### TASK DATA:
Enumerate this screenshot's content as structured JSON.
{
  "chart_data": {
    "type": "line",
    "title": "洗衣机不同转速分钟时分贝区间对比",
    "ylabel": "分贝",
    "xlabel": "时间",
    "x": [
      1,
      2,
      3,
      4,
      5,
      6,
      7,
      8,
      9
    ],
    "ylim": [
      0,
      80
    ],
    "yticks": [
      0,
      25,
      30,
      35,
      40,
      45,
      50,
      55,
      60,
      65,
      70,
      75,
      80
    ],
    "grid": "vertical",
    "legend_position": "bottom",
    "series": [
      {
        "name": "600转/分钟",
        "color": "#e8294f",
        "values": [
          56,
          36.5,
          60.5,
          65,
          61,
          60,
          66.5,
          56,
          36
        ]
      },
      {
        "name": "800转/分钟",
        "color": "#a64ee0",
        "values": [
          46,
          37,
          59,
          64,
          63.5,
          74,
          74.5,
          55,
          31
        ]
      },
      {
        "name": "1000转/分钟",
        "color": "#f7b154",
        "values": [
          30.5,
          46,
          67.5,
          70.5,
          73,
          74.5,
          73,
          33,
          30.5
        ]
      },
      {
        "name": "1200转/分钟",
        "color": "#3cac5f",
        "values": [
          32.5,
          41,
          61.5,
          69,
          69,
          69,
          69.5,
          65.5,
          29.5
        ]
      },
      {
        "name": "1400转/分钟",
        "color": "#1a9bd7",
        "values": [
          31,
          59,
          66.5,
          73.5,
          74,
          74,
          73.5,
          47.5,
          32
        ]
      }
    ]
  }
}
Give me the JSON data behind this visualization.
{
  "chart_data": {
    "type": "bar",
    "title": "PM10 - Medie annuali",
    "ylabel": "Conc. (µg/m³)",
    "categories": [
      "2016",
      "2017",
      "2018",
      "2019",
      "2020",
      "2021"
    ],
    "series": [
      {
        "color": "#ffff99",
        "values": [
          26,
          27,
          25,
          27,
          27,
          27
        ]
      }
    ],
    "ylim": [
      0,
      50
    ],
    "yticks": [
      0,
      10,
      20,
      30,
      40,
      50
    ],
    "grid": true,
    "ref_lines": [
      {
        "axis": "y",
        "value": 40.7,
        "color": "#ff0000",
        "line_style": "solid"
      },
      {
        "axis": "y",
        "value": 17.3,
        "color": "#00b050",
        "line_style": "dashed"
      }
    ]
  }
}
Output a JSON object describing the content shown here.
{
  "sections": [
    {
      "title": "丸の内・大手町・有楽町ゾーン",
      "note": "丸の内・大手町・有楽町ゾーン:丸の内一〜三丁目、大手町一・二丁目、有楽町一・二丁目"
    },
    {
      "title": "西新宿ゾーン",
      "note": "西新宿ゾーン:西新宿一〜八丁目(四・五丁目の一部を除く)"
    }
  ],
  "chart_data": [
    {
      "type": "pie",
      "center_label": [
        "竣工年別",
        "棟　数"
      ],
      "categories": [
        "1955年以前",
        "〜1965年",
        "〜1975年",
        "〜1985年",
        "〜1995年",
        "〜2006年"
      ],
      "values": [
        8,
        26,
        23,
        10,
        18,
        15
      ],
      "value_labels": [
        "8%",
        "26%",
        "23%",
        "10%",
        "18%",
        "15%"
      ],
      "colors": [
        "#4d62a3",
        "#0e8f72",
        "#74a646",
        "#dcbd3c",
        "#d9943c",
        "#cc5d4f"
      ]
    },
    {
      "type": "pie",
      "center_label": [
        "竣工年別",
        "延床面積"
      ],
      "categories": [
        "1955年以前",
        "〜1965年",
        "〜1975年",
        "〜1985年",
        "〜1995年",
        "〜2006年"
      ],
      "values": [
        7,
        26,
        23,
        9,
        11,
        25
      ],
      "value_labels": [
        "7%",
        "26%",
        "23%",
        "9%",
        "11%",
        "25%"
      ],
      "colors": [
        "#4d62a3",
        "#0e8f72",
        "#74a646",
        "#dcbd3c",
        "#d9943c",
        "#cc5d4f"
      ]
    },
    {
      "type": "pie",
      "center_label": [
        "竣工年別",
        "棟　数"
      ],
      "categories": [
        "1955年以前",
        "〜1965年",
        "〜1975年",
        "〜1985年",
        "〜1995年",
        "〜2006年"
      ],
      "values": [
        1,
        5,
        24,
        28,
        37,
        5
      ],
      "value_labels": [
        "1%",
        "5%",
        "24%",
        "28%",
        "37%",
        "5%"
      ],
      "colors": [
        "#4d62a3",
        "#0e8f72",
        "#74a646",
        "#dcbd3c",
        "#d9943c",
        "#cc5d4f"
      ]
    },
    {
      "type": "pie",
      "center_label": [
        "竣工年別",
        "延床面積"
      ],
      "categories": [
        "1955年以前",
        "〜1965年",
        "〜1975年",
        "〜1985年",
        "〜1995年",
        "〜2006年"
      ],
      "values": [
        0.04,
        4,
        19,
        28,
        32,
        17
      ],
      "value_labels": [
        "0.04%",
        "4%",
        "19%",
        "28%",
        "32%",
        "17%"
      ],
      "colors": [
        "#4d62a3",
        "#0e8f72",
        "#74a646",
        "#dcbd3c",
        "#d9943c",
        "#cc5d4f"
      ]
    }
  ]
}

### THE REQUEST:
Make an exact copy of the data above.

### RESULT OF THIS EXERCISE:
Enumerate this screenshot's content as structured JSON.
{
  "chart_data": {
    "type": "line",
    "title": "洗衣机不同转速分钟时分贝区间对比",
    "ylabel": "分贝",
    "xlabel": "时间",
    "x": [
      1,
      2,
      3,
      4,
      5,
      6,
      7,
      8,
      9
    ],
    "ylim": [
      0,
      80
    ],
    "yticks": [
      0,
      25,
      30,
      35,
      40,
      45,
      50,
      55,
      60,
      65,
      70,
      75,
      80
    ],
    "grid": "vertical",
    "legend_position": "bottom",
    "series": [
      {
        "name": "600转/分钟",
        "color": "#e8294f",
        "values": [
          56,
          36.5,
          60.5,
          65,
          61,
          60,
          66.5,
          56,
          36
        ]
      },
      {
        "name": "800转/分钟",
        "color": "#a64ee0",
        "values": [
          46,
          37,
          59,
          64,
          63.5,
          74,
          74.5,
          55,
          31
        ]
      },
      {
        "name": "1000转/分钟",
        "color": "#f7b154",
        "values": [
          30.5,
          46,
          67.5,
          70.5,
          73,
          74.5,
          73,
          33,
          30.5
        ]
      },
      {
        "name": "1200转/分钟",
        "color": "#3cac5f",
        "values": [
          32.5,
          41,
          61.5,
          69,
          69,
          69,
          69.5,
          65.5,
          29.5
        ]
      },
      {
        "name": "1400转/分钟",
        "color": "#1a9bd7",
        "values": [
          31,
          59,
          66.5,
          73.5,
          74,
          74,
          73.5,
          47.5,
          32
        ]
      }
    ]
  }
}
Give me the JSON data behind this visualization.
{
  "chart_data": {
    "type": "bar",
    "title": "PM10 - Medie annuali",
    "ylabel": "Conc. (µg/m³)",
    "categories": [
      "2016",
      "2017",
      "2018",
      "2019",
      "2020",
      "2021"
    ],
    "series": [
      {
        "color": "#ffff99",
        "values": [
          26,
          27,
          25,
          27,
          27,
          27
        ]
      }
    ],
    "ylim": [
      0,
      50
    ],
    "yticks": [
      0,
      10,
      20,
      30,
      40,
      50
    ],
    "grid": true,
    "ref_lines": [
      {
        "axis": "y",
        "value": 40.7,
        "color": "#ff0000",
        "line_style": "solid"
      },
      {
        "axis": "y",
        "value": 17.3,
        "color": "#00b050",
        "line_style": "dashed"
      }
    ]
  }
}
Output a JSON object describing the content shown here.
{
  "sections": [
    {
      "title": "丸の内・大手町・有楽町ゾーン",
      "note": "丸の内・大手町・有楽町ゾーン:丸の内一〜三丁目、大手町一・二丁目、有楽町一・二丁目"
    },
    {
      "title": "西新宿ゾーン",
      "note": "西新宿ゾーン:西新宿一〜八丁目(四・五丁目の一部を除く)"
    }
  ],
  "chart_data": [
    {
      "type": "pie",
      "center_label": [
        "竣工年別",
        "棟　数"
      ],
      "categories": [
        "1955年以前",
        "〜1965年",
        "〜1975年",
        "〜1985年",
        "〜1995年",
        "〜2006年"
      ],
      "values": [
        8,
        26,
        23,
        10,
        18,
        15
      ],
      "value_labels": [
        "8%",
        "26%",
        "23%",
        "10%",
        "18%",
        "15%"
      ],
      "colors": [
        "#4d62a3",
        "#0e8f72",
        "#74a646",
        "#dcbd3c",
        "#d9943c",
        "#cc5d4f"
      ]
    },
    {
      "type": "pie",
      "center_label": [
        "竣工年別",
        "延床面積"
      ],
      "categories": [
        "1955年以前",
        "〜1965年",
        "〜1975年",
        "〜1985年",
        "〜1995年",
        "〜2006年"
      ],
      "values": [
        7,
        26,
        23,
        9,
        11,
        25
      ],
      "value_labels": [
        "7%",
        "26%",
        "23%",
        "9%",
        "11%",
        "25%"
      ],
      "colors": [
        "#4d62a3",
        "#0e8f72",
        "#74a646",
        "#dcbd3c",
        "#d9943c",
        "#cc5d4f"
      ]
    },
    {
      "type": "pie",
      "center_label": [
        "竣工年別",
        "棟　数"
      ],
      "categories": [
        "1955年以前",
        "〜1965年",
        "〜1975年",
        "〜1985年",
        "〜1995年",
        "〜2006年"
      ],
      "values": [
        1,
        5,
        24,
        28,
        37,
        5
      ],
      "value_labels": [
        "1%",
        "5%",
        "24%",
        "28%",
        "37%",
        "5%"
      ],
      "colors": [
        "#4d62a3",
        "#0e8f72",
        "#74a646",
        "#dcbd3c",
        "#d9943c",
        "#cc5d4f"
      ]
    },
    {
      "type": "pie",
      "center_label": [
        "竣工年別",
        "延床面積"
      ],
      "categories": [
        "1955年以前",
        "〜1965年",
        "〜1975年",
        "〜1985年",
        "〜1995年",
        "〜2006年"
      ],
      "values": [
        0.04,
        4,
        19,
        28,
        32,
        17
      ],
      "value_labels": [
        "0.04%",
        "4%",
        "19%",
        "28%",
        "32%",
        "17%"
      ],
      "colors": [
        "#4d62a3",
        "#0e8f72",
        "#74a646",
        "#dcbd3c",
        "#d9943c",
        "#cc5d4f"
      ]
    }
  ]
}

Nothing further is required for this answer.